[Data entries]
════════════════════
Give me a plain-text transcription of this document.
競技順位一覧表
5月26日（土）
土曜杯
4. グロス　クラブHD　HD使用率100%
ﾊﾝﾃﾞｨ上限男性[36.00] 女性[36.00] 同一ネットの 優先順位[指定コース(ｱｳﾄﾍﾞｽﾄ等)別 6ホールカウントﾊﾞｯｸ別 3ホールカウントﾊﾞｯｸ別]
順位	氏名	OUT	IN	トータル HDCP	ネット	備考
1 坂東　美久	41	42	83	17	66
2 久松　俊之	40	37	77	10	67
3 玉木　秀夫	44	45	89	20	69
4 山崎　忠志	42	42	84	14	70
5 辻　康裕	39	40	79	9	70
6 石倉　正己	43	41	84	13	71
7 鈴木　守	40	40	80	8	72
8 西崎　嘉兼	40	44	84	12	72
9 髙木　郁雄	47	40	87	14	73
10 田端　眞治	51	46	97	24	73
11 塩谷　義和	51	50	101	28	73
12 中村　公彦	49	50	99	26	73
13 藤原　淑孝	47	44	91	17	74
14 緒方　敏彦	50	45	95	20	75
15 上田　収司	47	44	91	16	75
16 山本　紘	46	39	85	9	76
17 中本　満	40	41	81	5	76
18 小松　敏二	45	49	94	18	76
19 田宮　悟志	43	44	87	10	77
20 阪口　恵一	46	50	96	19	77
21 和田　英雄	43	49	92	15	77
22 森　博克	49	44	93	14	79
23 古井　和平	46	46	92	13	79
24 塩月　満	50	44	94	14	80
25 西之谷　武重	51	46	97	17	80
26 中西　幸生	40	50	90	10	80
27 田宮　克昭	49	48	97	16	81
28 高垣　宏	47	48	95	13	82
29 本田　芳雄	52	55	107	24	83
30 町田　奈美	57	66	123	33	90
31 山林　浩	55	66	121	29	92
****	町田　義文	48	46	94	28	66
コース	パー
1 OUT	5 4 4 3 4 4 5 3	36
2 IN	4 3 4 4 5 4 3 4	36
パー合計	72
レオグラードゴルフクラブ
════════════════════
▶ **Your goal**: Give the records above again, word for word.

▶ **Answer below**:
Give me a plain-text transcription of this document.
競技順位一覧表
5月26日（土）
土曜杯
4. グロス　クラブHD　HD使用率100%
ﾊﾝﾃﾞｨ上限男性[36.00] 女性[36.00] 同一ネットの 優先順位[指定コース(ｱｳﾄﾍﾞｽﾄ等)別 6ホールカウントﾊﾞｯｸ別 3ホールカウントﾊﾞｯｸ別]
順位	氏名	OUT	IN	トータル HDCP	ネット	備考
1 坂東　美久	41	42	83	17	66
2 久松　俊之	40	37	77	10	67
3 玉木　秀夫	44	45	89	20	69
4 山崎　忠志	42	42	84	14	70
5 辻　康裕	39	40	79	9	70
6 石倉　正己	43	41	84	13	71
7 鈴木　守	40	40	80	8	72
8 西崎　嘉兼	40	44	84	12	72
9 髙木　郁雄	47	40	87	14	73
10 田端　眞治	51	46	97	24	73
11 塩谷　義和	51	50	101	28	73
12 中村　公彦	49	50	99	26	73
13 藤原　淑孝	47	44	91	17	74
14 緒方　敏彦	50	45	95	20	75
15 上田　収司	47	44	91	16	75
16 山本　紘	46	39	85	9	76
17 中本　満	40	41	81	5	76
18 小松　敏二	45	49	94	18	76
19 田宮　悟志	43	44	87	10	77
20 阪口　恵一	46	50	96	19	77
21 和田　英雄	43	49	92	15	77
22 森　博克	49	44	93	14	79
23 古井　和平	46	46	92	13	79
24 塩月　満	50	44	94	14	80
25 西之谷　武重	51	46	97	17	80
26 中西　幸生	40	50	90	10	80
27 田宮　克昭	49	48	97	16	81
28 高垣　宏	47	48	95	13	82
29 本田　芳雄	52	55	107	24	83
30 町田　奈美	57	66	123	33	90
31 山林　浩	55	66	121	29	92
****	町田　義文	48	46	94	28	66
コース	パー
1 OUT	5 4 4 3 4 4 5 3	36
2 IN	4 3 4 4 5 4 3 4	36
パー合計	72
レオグラードゴルフクラブ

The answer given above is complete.